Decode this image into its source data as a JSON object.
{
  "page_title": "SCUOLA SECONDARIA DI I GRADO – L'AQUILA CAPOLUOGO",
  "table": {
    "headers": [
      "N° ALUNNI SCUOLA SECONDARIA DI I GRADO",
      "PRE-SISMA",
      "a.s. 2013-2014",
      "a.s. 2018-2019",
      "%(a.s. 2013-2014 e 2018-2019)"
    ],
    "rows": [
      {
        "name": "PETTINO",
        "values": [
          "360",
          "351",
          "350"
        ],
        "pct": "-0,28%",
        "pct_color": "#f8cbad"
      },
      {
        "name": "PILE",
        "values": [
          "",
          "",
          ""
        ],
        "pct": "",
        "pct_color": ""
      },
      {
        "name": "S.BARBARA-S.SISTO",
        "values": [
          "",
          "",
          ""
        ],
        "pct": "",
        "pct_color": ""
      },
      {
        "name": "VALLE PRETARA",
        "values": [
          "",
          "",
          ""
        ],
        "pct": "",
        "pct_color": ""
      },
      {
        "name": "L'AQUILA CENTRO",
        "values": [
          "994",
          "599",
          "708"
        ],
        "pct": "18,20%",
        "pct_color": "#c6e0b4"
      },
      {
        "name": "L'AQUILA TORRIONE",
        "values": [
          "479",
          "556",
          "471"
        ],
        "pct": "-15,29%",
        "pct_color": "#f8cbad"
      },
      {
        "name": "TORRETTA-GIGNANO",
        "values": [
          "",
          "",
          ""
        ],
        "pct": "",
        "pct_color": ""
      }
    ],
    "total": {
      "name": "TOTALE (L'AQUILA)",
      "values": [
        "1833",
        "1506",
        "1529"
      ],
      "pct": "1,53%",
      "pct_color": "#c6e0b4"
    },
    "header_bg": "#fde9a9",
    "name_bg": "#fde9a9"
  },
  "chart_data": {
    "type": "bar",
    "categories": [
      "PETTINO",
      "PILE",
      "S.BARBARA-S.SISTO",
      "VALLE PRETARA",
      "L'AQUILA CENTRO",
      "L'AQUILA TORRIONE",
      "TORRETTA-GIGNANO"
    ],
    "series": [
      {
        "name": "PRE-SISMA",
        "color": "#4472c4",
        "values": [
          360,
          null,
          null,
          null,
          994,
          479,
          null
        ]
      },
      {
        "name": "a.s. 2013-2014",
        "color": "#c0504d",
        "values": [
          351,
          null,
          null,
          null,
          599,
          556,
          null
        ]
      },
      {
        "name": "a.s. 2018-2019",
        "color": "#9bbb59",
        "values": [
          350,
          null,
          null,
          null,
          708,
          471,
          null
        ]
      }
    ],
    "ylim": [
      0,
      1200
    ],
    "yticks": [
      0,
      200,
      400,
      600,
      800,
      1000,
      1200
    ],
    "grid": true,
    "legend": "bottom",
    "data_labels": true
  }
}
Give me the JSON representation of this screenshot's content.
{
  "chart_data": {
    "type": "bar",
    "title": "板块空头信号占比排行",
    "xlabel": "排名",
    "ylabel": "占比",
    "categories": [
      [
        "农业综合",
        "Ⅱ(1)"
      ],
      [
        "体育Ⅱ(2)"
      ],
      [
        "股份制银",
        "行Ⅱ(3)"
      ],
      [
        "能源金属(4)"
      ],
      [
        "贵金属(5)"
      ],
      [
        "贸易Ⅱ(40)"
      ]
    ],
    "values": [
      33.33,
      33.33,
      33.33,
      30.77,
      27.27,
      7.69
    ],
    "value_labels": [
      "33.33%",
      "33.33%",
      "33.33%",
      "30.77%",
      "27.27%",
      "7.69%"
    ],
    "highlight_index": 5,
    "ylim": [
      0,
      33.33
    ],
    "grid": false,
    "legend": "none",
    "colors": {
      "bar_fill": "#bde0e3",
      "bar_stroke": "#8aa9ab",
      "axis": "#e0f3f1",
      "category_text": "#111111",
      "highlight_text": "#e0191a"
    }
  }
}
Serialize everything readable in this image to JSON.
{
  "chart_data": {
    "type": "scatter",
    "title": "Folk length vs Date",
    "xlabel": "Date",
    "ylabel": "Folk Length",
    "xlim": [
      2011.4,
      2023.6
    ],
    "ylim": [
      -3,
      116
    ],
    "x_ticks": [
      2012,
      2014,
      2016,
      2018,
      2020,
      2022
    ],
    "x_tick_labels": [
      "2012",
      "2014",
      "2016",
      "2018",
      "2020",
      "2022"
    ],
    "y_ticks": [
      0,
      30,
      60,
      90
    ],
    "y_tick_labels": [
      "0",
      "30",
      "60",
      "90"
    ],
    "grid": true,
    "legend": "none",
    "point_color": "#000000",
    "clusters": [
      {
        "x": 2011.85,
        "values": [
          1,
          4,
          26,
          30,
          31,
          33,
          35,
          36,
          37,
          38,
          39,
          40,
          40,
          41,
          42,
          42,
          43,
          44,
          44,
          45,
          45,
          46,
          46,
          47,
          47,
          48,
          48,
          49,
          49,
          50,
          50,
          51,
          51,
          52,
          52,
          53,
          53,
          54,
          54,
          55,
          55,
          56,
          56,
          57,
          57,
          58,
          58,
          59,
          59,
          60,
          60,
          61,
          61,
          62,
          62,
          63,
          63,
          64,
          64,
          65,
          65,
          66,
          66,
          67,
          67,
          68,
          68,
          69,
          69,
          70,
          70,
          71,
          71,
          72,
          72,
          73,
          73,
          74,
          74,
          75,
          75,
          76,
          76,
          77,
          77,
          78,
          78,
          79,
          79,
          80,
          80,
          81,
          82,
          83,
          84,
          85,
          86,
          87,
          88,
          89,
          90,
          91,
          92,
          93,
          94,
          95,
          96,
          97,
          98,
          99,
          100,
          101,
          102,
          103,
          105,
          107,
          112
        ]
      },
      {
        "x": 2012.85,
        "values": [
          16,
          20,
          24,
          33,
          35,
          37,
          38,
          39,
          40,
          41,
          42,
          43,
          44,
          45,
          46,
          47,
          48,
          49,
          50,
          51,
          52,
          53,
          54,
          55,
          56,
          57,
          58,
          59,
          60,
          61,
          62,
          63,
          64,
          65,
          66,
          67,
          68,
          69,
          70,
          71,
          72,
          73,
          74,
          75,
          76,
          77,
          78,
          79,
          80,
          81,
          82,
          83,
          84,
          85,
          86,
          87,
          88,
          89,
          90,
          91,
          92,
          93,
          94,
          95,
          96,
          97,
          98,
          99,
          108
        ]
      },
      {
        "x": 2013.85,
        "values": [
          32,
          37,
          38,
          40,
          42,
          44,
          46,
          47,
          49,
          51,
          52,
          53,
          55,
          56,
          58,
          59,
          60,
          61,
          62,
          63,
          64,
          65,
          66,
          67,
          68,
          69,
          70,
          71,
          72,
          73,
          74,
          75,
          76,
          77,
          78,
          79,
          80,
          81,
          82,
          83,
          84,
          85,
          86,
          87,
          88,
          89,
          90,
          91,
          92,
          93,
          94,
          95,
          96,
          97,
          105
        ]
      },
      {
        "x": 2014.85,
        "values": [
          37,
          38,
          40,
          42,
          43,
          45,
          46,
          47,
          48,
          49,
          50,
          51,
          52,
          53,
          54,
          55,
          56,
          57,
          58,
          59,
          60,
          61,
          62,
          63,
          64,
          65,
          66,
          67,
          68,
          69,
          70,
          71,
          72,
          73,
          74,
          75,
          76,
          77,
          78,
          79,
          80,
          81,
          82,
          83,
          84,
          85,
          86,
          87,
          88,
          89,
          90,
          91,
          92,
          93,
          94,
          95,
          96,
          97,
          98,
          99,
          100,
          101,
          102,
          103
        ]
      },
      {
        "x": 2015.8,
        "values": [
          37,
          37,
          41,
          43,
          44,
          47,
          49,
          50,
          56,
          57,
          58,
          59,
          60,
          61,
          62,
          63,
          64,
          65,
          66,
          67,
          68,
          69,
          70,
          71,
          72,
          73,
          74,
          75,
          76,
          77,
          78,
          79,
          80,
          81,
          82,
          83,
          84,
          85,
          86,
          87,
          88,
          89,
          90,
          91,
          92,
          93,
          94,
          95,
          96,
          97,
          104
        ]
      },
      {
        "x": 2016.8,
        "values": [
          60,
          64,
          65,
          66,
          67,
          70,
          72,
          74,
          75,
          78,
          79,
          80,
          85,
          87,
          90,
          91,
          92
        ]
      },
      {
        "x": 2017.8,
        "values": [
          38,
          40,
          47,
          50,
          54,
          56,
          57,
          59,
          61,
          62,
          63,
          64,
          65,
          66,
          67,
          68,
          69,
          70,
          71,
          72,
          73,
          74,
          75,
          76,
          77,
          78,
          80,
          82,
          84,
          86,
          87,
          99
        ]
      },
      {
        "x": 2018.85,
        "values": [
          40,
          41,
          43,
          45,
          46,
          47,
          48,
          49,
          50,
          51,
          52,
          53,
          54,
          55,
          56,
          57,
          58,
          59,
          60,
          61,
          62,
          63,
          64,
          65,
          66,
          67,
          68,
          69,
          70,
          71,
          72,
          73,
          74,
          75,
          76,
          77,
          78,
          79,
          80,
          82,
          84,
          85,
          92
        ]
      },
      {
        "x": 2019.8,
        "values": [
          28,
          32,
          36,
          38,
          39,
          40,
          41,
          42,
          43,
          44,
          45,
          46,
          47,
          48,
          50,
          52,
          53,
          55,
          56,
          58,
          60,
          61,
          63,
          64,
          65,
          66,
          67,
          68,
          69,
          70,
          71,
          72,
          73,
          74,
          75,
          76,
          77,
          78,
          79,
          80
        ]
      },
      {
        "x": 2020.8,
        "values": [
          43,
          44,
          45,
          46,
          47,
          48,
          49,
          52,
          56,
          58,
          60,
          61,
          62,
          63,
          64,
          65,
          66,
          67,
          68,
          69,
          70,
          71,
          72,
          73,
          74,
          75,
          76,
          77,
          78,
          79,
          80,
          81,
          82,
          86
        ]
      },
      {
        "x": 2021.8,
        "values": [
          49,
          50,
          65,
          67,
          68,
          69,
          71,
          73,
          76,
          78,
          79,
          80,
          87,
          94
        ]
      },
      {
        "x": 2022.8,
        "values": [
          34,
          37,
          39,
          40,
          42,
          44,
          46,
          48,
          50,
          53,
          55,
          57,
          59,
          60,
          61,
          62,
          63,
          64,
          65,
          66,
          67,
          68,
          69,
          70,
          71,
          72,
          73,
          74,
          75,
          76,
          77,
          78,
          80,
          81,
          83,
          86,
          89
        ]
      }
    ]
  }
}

=-=-=-=-=

Problem requirements |
Check each line of the entries above for the word "BARBARA". List the ones that have it.

Reply to the exercise |
        "name": "S.BARBARA-S.SISTO",
      "S.BARBARA-S.SISTO",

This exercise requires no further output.